## MATERIAL:
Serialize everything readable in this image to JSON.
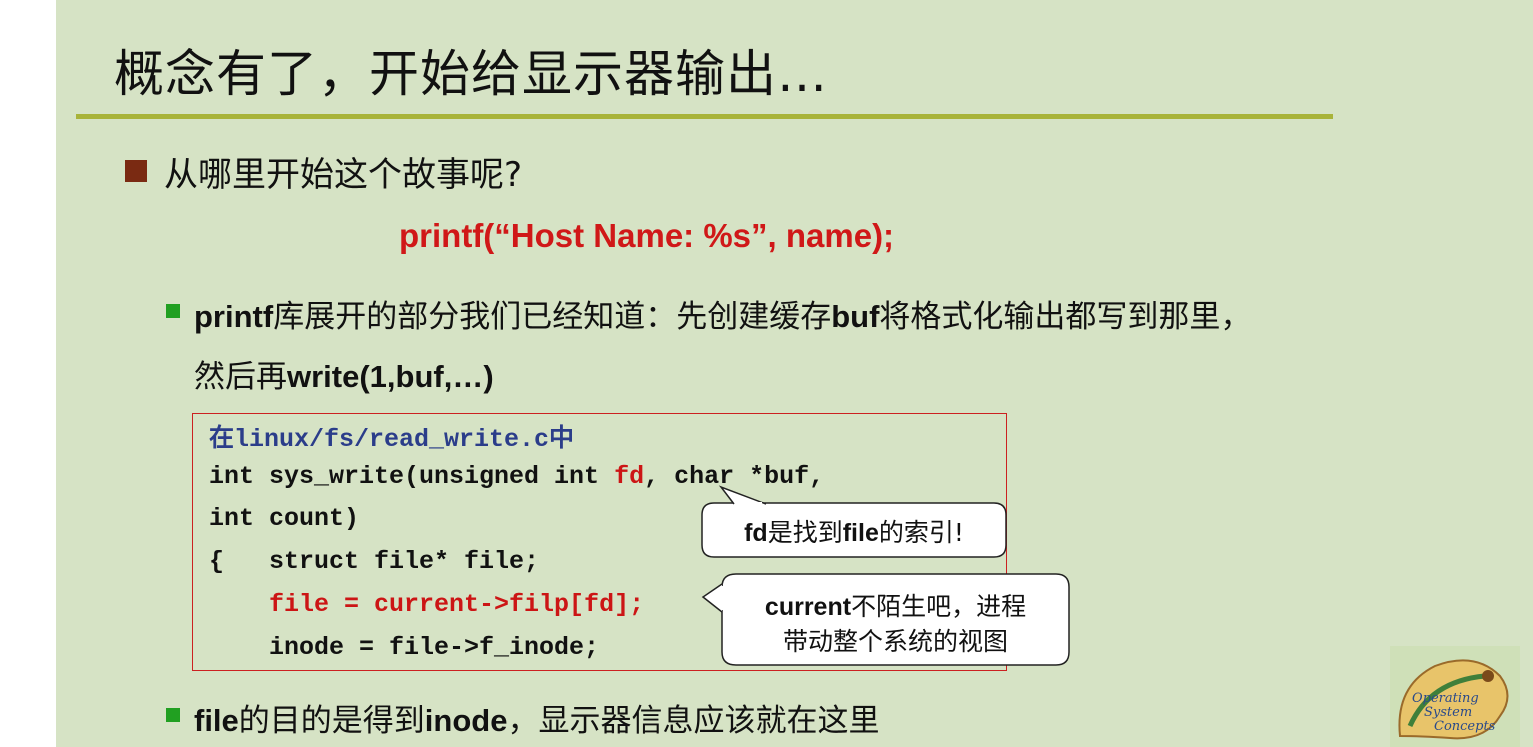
{
  "title": "概念有了，开始给显示器输出…",
  "bullet1": "从哪里开始这个故事呢?",
  "printf_line": "printf(“Host Name: %s”, name);",
  "sub1": {
    "p1": "printf",
    "t1": "库展开的部分我们已经知道：先创建缓存",
    "p2": "buf",
    "t2": "将格式化输出都写到那里，",
    "t3": "然后再",
    "p3": "write(1,buf,…)"
  },
  "code": {
    "header": "在linux/fs/read_write.c中",
    "line1_a": "int sys_write(unsigned int ",
    "line1_fd": "fd",
    "line1_b": ", char *buf,",
    "line2": "int count)",
    "line3": "{   struct file* file;",
    "line4": "    file = current->filp[fd];",
    "line5": "    inode = file->f_inode;"
  },
  "callout1": {
    "b": "fd",
    "t": "是找到",
    "b2": "file",
    "t2": "的索引!"
  },
  "callout2": {
    "b": "current",
    "t": "不陌生吧，进程",
    "line2": "带动整个系统的视图"
  },
  "sub2": {
    "p1": "file",
    "t1": "的目的是得到",
    "p2": "inode",
    "t2": "，显示器信息应该就在这里"
  },
  "logo": {
    "line1": "Operating",
    "line2": "System",
    "line3": "Concepts"
  },
  "colors": {
    "background": "#d6e3c5",
    "title_rule": "#a8b33a",
    "accent_red": "#d01818",
    "bullet_green": "#21a021",
    "bullet_brown": "#7a2a12"
  }
}
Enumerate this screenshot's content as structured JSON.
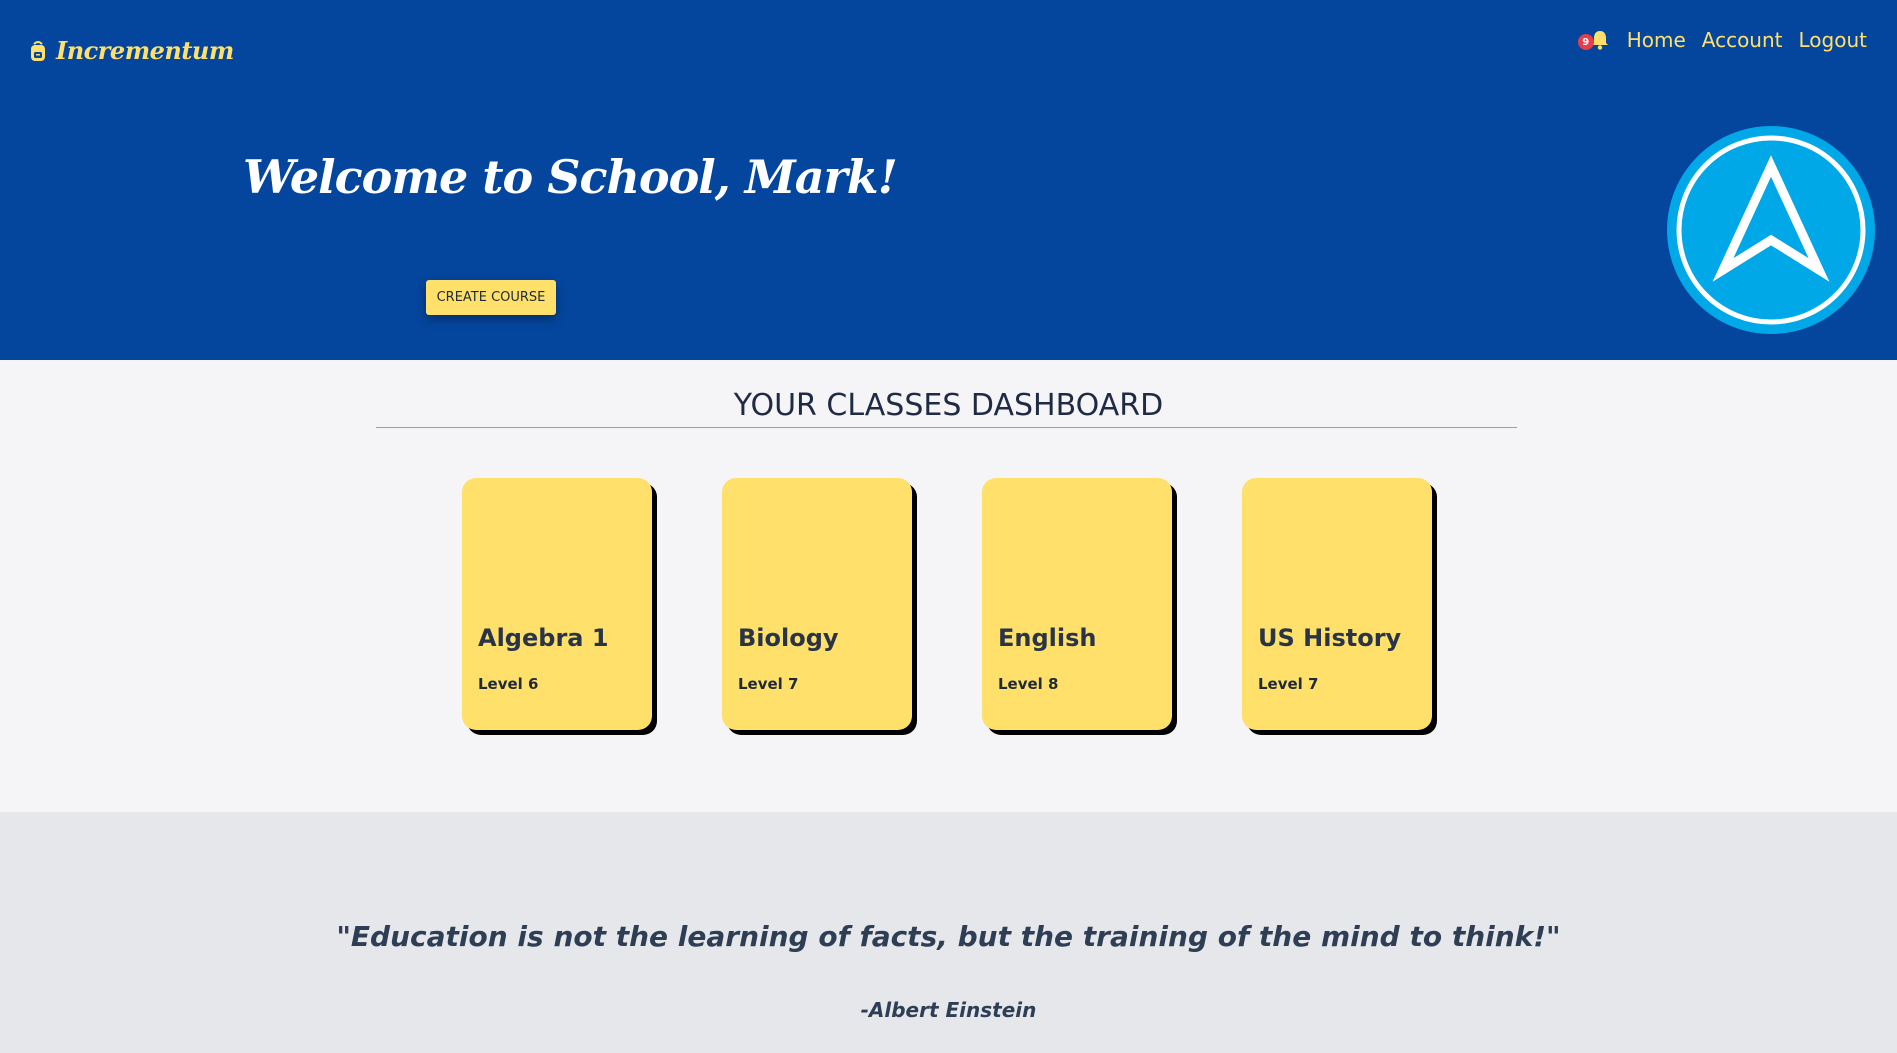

## TASK DIRECTIONS:
Report how many lines of the data contain the word "printf", using the number alone.

## TASK RESULT:
2